Short exercise: Pull each line holding "análisis" out of the entries below.

(Source data)
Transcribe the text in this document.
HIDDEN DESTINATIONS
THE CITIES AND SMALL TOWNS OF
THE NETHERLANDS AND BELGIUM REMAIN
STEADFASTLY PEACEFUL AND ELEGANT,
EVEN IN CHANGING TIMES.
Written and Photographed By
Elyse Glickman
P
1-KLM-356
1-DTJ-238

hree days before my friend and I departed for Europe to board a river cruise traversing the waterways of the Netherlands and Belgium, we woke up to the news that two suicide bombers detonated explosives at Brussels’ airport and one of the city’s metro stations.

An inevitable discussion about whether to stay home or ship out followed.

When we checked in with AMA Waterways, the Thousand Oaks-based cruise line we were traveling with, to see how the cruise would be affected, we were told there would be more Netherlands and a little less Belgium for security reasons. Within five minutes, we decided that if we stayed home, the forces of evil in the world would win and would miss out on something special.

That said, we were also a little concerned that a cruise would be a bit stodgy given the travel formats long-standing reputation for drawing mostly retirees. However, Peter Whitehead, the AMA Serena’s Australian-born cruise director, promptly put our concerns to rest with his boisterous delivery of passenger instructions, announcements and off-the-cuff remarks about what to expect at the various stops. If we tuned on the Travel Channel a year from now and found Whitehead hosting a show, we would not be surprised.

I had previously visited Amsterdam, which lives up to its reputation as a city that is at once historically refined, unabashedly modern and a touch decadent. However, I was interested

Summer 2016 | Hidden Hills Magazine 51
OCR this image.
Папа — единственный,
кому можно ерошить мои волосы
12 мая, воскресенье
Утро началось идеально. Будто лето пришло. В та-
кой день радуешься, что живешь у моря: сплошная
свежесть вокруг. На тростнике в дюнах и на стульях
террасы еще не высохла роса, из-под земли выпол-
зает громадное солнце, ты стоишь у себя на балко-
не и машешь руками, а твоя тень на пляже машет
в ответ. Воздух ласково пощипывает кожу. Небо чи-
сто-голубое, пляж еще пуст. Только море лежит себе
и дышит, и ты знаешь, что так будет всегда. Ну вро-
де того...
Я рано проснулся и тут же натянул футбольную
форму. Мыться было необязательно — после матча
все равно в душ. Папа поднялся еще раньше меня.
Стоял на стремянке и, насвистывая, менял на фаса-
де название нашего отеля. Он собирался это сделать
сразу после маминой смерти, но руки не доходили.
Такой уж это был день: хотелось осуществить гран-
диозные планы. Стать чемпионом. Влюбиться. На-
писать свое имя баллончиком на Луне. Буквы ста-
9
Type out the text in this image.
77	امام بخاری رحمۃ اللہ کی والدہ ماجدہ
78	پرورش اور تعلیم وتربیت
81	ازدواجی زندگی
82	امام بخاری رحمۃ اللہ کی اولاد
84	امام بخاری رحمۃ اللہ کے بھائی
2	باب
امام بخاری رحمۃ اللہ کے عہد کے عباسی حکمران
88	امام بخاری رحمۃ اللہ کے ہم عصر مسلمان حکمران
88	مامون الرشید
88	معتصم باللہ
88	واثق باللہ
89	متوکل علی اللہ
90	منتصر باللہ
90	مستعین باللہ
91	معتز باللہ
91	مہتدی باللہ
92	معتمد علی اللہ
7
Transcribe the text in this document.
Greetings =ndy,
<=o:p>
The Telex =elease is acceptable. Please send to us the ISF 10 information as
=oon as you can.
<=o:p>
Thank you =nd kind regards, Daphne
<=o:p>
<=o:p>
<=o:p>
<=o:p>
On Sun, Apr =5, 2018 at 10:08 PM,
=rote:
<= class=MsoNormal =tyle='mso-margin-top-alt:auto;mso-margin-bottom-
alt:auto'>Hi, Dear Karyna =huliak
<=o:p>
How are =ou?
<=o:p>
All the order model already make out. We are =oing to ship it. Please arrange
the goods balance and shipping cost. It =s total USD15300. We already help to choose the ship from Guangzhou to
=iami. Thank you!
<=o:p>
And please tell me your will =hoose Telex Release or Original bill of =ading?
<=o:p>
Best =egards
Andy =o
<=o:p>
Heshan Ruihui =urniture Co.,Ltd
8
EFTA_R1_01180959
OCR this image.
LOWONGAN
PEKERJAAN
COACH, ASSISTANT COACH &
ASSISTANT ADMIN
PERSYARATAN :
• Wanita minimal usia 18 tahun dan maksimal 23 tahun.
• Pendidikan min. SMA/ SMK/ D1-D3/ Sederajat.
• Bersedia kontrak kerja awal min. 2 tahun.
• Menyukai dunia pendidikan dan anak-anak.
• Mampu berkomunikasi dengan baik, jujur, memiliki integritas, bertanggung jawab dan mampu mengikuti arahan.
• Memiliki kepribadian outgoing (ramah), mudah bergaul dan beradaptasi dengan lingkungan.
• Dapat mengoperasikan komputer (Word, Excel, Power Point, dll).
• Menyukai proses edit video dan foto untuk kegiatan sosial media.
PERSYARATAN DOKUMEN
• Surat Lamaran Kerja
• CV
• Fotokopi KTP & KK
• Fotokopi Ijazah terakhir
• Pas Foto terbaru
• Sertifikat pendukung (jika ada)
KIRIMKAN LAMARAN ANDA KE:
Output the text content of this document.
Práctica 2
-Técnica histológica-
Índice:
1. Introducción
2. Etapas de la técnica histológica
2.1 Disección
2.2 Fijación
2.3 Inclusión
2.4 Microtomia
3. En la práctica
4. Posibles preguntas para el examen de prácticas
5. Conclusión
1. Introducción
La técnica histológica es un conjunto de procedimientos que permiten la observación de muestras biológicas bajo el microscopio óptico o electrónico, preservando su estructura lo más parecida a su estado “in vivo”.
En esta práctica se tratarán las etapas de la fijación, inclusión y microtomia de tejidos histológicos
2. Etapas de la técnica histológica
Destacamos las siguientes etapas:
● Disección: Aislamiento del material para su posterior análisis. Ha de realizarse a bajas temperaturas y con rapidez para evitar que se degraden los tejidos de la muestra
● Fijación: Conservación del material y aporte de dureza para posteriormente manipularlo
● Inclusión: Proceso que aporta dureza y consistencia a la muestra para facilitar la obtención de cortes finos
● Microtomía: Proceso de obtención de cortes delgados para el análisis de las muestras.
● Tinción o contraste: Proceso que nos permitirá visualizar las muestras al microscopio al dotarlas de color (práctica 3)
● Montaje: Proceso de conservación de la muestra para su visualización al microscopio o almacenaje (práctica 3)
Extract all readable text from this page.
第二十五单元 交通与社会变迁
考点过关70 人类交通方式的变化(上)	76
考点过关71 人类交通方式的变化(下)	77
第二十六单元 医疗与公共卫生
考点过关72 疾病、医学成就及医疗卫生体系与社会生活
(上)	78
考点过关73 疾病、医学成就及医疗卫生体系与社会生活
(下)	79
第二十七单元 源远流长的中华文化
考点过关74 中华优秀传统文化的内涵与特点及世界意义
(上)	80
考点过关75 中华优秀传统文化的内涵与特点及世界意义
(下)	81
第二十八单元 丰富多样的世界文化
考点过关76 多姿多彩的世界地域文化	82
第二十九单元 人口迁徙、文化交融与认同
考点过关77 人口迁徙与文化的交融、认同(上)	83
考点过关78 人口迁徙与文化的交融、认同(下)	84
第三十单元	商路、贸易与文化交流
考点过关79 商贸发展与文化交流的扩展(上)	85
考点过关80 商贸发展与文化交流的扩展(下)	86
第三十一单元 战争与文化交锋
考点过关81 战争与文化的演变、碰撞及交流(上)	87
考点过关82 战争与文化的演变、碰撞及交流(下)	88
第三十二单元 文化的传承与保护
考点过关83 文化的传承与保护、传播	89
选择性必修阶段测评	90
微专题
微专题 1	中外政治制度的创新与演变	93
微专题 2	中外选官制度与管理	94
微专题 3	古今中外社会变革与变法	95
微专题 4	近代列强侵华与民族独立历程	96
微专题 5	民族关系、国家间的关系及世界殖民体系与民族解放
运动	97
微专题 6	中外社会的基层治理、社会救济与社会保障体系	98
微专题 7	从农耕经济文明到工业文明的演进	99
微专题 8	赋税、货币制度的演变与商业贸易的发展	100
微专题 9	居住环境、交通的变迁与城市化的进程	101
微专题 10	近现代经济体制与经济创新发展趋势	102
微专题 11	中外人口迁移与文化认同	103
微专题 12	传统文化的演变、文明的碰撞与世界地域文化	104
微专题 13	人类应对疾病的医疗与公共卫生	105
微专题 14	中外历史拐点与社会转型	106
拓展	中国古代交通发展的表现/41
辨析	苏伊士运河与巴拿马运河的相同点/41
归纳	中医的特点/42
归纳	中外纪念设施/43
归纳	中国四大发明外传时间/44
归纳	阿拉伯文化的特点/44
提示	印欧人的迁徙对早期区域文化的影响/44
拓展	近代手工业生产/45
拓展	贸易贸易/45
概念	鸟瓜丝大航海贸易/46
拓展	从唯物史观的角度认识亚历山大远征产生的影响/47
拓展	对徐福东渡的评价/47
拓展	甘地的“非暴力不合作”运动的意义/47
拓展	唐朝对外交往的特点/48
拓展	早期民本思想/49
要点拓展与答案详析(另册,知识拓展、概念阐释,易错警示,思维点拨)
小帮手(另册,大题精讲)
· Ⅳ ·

Output of the exercise:
● Disección: Aislamiento del material para su posterior análisis. Ha de realizarse a bajas temperaturas y con rapidez para evitar que se degraden los tejidos de la muestra
● Microtomía: Proceso de obtención de cortes delgados para el análisis de las muestras.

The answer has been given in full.